§ **EXERCISE GOAL**
Could you print all the entries exactly?

(Dataset items)
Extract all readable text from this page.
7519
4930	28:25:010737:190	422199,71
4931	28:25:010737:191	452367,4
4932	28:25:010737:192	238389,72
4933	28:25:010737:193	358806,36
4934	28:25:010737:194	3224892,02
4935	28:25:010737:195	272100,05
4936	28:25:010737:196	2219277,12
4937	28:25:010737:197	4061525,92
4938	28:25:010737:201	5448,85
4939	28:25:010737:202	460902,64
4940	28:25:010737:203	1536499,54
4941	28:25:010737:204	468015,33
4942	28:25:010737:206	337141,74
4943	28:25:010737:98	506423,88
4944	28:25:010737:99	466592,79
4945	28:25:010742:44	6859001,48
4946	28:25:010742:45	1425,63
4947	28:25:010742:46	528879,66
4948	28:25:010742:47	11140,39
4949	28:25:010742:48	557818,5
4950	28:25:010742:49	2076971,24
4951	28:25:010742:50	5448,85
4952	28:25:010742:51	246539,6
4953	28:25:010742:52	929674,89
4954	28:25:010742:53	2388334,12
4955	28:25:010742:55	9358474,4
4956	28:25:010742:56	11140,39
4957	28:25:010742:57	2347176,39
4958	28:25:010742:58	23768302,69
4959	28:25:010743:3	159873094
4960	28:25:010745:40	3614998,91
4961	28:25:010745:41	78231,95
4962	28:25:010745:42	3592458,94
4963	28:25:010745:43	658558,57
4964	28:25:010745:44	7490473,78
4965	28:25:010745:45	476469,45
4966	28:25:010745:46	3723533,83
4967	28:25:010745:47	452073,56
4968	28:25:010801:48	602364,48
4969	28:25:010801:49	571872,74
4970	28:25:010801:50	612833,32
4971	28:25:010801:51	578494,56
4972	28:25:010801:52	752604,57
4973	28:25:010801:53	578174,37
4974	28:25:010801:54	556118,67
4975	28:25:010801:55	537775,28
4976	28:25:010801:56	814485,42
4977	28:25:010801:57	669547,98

§ **TASK RESULT**
Extract all readable text from this page.
7519
4930	28:25:010737:190	422199,71
4931	28:25:010737:191	452367,4
4932	28:25:010737:192	238389,72
4933	28:25:010737:193	358806,36
4934	28:25:010737:194	3224892,02
4935	28:25:010737:195	272100,05
4936	28:25:010737:196	2219277,12
4937	28:25:010737:197	4061525,92
4938	28:25:010737:201	5448,85
4939	28:25:010737:202	460902,64
4940	28:25:010737:203	1536499,54
4941	28:25:010737:204	468015,33
4942	28:25:010737:206	337141,74
4943	28:25:010737:98	506423,88
4944	28:25:010737:99	466592,79
4945	28:25:010742:44	6859001,48
4946	28:25:010742:45	1425,63
4947	28:25:010742:46	528879,66
4948	28:25:010742:47	11140,39
4949	28:25:010742:48	557818,5
4950	28:25:010742:49	2076971,24
4951	28:25:010742:50	5448,85
4952	28:25:010742:51	246539,6
4953	28:25:010742:52	929674,89
4954	28:25:010742:53	2388334,12
4955	28:25:010742:55	9358474,4
4956	28:25:010742:56	11140,39
4957	28:25:010742:57	2347176,39
4958	28:25:010742:58	23768302,69
4959	28:25:010743:3	159873094
4960	28:25:010745:40	3614998,91
4961	28:25:010745:41	78231,95
4962	28:25:010745:42	3592458,94
4963	28:25:010745:43	658558,57
4964	28:25:010745:44	7490473,78
4965	28:25:010745:45	476469,45
4966	28:25:010745:46	3723533,83
4967	28:25:010745:47	452073,56
4968	28:25:010801:48	602364,48
4969	28:25:010801:49	571872,74
4970	28:25:010801:50	612833,32
4971	28:25:010801:51	578494,56
4972	28:25:010801:52	752604,57
4973	28:25:010801:53	578174,37
4974	28:25:010801:54	556118,67
4975	28:25:010801:55	537775,28
4976	28:25:010801:56	814485,42
4977	28:25:010801:57	669547,98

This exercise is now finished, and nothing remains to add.